- Written problem -
Type the records out again in full, exactly.

=== Data for this task ===

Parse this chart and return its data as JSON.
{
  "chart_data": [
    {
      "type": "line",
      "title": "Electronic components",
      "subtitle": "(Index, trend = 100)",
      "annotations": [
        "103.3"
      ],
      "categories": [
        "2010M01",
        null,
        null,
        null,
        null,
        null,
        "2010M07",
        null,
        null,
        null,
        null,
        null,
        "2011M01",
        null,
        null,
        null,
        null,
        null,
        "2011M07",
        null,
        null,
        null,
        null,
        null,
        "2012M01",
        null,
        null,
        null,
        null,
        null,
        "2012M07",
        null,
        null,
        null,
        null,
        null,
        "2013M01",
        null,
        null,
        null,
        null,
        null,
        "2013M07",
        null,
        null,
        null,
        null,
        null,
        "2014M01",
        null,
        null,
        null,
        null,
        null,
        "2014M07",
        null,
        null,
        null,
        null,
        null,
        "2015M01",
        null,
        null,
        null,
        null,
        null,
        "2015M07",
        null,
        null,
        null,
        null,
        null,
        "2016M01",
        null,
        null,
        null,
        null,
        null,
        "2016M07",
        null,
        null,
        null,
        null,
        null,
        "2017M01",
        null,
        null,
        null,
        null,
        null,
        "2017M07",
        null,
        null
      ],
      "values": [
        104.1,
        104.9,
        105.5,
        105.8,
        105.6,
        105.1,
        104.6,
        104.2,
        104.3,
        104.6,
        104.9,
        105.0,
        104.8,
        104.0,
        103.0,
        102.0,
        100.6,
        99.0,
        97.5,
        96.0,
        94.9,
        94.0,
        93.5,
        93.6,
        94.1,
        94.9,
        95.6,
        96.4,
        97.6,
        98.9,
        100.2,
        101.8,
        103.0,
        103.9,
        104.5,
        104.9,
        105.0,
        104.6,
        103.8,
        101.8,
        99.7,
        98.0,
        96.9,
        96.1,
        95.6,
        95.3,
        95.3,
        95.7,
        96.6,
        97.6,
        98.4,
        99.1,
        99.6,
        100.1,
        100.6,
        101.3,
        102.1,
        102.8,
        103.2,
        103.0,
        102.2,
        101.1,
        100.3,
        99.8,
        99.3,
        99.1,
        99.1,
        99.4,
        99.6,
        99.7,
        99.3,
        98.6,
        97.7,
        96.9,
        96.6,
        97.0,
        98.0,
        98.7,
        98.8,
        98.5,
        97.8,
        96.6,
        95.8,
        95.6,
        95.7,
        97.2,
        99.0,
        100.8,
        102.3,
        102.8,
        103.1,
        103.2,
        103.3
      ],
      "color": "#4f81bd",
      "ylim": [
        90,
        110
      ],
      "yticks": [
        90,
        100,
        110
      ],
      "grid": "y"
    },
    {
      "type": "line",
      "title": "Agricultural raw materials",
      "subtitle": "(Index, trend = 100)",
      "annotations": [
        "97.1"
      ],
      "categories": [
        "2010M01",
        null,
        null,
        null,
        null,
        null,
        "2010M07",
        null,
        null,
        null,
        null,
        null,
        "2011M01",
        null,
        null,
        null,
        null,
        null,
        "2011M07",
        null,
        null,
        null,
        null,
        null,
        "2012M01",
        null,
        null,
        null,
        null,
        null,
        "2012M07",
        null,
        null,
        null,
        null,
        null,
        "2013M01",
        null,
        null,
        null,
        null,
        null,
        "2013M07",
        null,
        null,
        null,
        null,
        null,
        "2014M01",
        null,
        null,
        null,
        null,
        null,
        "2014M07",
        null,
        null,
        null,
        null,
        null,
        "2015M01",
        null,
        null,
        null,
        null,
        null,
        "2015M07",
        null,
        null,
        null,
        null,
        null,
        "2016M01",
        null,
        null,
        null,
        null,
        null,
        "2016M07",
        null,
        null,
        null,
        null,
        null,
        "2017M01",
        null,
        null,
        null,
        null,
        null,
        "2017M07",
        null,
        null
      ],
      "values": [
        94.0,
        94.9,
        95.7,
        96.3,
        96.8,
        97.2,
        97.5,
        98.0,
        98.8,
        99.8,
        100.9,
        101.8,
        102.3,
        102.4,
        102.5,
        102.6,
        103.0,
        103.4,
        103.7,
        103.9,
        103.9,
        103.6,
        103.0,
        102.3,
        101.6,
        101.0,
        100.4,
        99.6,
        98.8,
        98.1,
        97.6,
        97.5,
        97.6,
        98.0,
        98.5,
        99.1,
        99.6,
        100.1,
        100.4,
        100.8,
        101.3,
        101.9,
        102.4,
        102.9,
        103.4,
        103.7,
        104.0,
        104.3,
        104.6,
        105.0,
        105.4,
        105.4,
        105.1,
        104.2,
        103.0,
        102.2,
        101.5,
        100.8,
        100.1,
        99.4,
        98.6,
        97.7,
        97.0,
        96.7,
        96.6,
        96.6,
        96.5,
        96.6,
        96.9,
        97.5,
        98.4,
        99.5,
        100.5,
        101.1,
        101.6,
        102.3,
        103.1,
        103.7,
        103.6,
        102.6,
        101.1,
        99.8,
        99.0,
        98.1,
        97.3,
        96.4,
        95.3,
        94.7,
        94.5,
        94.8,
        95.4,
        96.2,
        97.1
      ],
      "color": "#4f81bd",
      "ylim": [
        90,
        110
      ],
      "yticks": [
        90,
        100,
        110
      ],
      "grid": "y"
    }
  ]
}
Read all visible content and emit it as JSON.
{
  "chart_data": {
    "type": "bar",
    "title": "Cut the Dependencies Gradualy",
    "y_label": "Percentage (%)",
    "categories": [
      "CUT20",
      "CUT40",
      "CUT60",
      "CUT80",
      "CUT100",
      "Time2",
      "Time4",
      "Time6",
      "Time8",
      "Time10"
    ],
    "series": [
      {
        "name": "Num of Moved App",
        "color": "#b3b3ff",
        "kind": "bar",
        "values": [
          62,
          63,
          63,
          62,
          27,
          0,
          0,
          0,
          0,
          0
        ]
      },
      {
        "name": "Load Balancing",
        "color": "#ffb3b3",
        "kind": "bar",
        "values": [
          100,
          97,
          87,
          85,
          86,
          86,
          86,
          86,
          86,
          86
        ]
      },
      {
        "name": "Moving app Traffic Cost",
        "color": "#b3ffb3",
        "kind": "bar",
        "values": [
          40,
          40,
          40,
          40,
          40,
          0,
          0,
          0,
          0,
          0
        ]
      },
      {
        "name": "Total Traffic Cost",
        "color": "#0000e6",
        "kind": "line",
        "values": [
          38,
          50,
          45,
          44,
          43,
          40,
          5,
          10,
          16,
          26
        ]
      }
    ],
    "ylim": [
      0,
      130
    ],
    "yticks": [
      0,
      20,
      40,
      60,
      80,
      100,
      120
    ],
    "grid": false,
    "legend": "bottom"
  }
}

===

- Answer for this exercise -
Parse this chart and return its data as JSON.
{
  "chart_data": [
    {
      "type": "line",
      "title": "Electronic components",
      "subtitle": "(Index, trend = 100)",
      "annotations": [
        "103.3"
      ],
      "categories": [
        "2010M01",
        null,
        null,
        null,
        null,
        null,
        "2010M07",
        null,
        null,
        null,
        null,
        null,
        "2011M01",
        null,
        null,
        null,
        null,
        null,
        "2011M07",
        null,
        null,
        null,
        null,
        null,
        "2012M01",
        null,
        null,
        null,
        null,
        null,
        "2012M07",
        null,
        null,
        null,
        null,
        null,
        "2013M01",
        null,
        null,
        null,
        null,
        null,
        "2013M07",
        null,
        null,
        null,
        null,
        null,
        "2014M01",
        null,
        null,
        null,
        null,
        null,
        "2014M07",
        null,
        null,
        null,
        null,
        null,
        "2015M01",
        null,
        null,
        null,
        null,
        null,
        "2015M07",
        null,
        null,
        null,
        null,
        null,
        "2016M01",
        null,
        null,
        null,
        null,
        null,
        "2016M07",
        null,
        null,
        null,
        null,
        null,
        "2017M01",
        null,
        null,
        null,
        null,
        null,
        "2017M07",
        null,
        null
      ],
      "values": [
        104.1,
        104.9,
        105.5,
        105.8,
        105.6,
        105.1,
        104.6,
        104.2,
        104.3,
        104.6,
        104.9,
        105.0,
        104.8,
        104.0,
        103.0,
        102.0,
        100.6,
        99.0,
        97.5,
        96.0,
        94.9,
        94.0,
        93.5,
        93.6,
        94.1,
        94.9,
        95.6,
        96.4,
        97.6,
        98.9,
        100.2,
        101.8,
        103.0,
        103.9,
        104.5,
        104.9,
        105.0,
        104.6,
        103.8,
        101.8,
        99.7,
        98.0,
        96.9,
        96.1,
        95.6,
        95.3,
        95.3,
        95.7,
        96.6,
        97.6,
        98.4,
        99.1,
        99.6,
        100.1,
        100.6,
        101.3,
        102.1,
        102.8,
        103.2,
        103.0,
        102.2,
        101.1,
        100.3,
        99.8,
        99.3,
        99.1,
        99.1,
        99.4,
        99.6,
        99.7,
        99.3,
        98.6,
        97.7,
        96.9,
        96.6,
        97.0,
        98.0,
        98.7,
        98.8,
        98.5,
        97.8,
        96.6,
        95.8,
        95.6,
        95.7,
        97.2,
        99.0,
        100.8,
        102.3,
        102.8,
        103.1,
        103.2,
        103.3
      ],
      "color": "#4f81bd",
      "ylim": [
        90,
        110
      ],
      "yticks": [
        90,
        100,
        110
      ],
      "grid": "y"
    },
    {
      "type": "line",
      "title": "Agricultural raw materials",
      "subtitle": "(Index, trend = 100)",
      "annotations": [
        "97.1"
      ],
      "categories": [
        "2010M01",
        null,
        null,
        null,
        null,
        null,
        "2010M07",
        null,
        null,
        null,
        null,
        null,
        "2011M01",
        null,
        null,
        null,
        null,
        null,
        "2011M07",
        null,
        null,
        null,
        null,
        null,
        "2012M01",
        null,
        null,
        null,
        null,
        null,
        "2012M07",
        null,
        null,
        null,
        null,
        null,
        "2013M01",
        null,
        null,
        null,
        null,
        null,
        "2013M07",
        null,
        null,
        null,
        null,
        null,
        "2014M01",
        null,
        null,
        null,
        null,
        null,
        "2014M07",
        null,
        null,
        null,
        null,
        null,
        "2015M01",
        null,
        null,
        null,
        null,
        null,
        "2015M07",
        null,
        null,
        null,
        null,
        null,
        "2016M01",
        null,
        null,
        null,
        null,
        null,
        "2016M07",
        null,
        null,
        null,
        null,
        null,
        "2017M01",
        null,
        null,
        null,
        null,
        null,
        "2017M07",
        null,
        null
      ],
      "values": [
        94.0,
        94.9,
        95.7,
        96.3,
        96.8,
        97.2,
        97.5,
        98.0,
        98.8,
        99.8,
        100.9,
        101.8,
        102.3,
        102.4,
        102.5,
        102.6,
        103.0,
        103.4,
        103.7,
        103.9,
        103.9,
        103.6,
        103.0,
        102.3,
        101.6,
        101.0,
        100.4,
        99.6,
        98.8,
        98.1,
        97.6,
        97.5,
        97.6,
        98.0,
        98.5,
        99.1,
        99.6,
        100.1,
        100.4,
        100.8,
        101.3,
        101.9,
        102.4,
        102.9,
        103.4,
        103.7,
        104.0,
        104.3,
        104.6,
        105.0,
        105.4,
        105.4,
        105.1,
        104.2,
        103.0,
        102.2,
        101.5,
        100.8,
        100.1,
        99.4,
        98.6,
        97.7,
        97.0,
        96.7,
        96.6,
        96.6,
        96.5,
        96.6,
        96.9,
        97.5,
        98.4,
        99.5,
        100.5,
        101.1,
        101.6,
        102.3,
        103.1,
        103.7,
        103.6,
        102.6,
        101.1,
        99.8,
        99.0,
        98.1,
        97.3,
        96.4,
        95.3,
        94.7,
        94.5,
        94.8,
        95.4,
        96.2,
        97.1
      ],
      "color": "#4f81bd",
      "ylim": [
        90,
        110
      ],
      "yticks": [
        90,
        100,
        110
      ],
      "grid": "y"
    }
  ]
}
Read all visible content and emit it as JSON.
{
  "chart_data": {
    "type": "bar",
    "title": "Cut the Dependencies Gradualy",
    "y_label": "Percentage (%)",
    "categories": [
      "CUT20",
      "CUT40",
      "CUT60",
      "CUT80",
      "CUT100",
      "Time2",
      "Time4",
      "Time6",
      "Time8",
      "Time10"
    ],
    "series": [
      {
        "name": "Num of Moved App",
        "color": "#b3b3ff",
        "kind": "bar",
        "values": [
          62,
          63,
          63,
          62,
          27,
          0,
          0,
          0,
          0,
          0
        ]
      },
      {
        "name": "Load Balancing",
        "color": "#ffb3b3",
        "kind": "bar",
        "values": [
          100,
          97,
          87,
          85,
          86,
          86,
          86,
          86,
          86,
          86
        ]
      },
      {
        "name": "Moving app Traffic Cost",
        "color": "#b3ffb3",
        "kind": "bar",
        "values": [
          40,
          40,
          40,
          40,
          40,
          0,
          0,
          0,
          0,
          0
        ]
      },
      {
        "name": "Total Traffic Cost",
        "color": "#0000e6",
        "kind": "line",
        "values": [
          38,
          50,
          45,
          44,
          43,
          40,
          5,
          10,
          16,
          26
        ]
      }
    ],
    "ylim": [
      0,
      130
    ],
    "yticks": [
      0,
      20,
      40,
      60,
      80,
      100,
      120
    ],
    "grid": false,
    "legend": "bottom"
  }
}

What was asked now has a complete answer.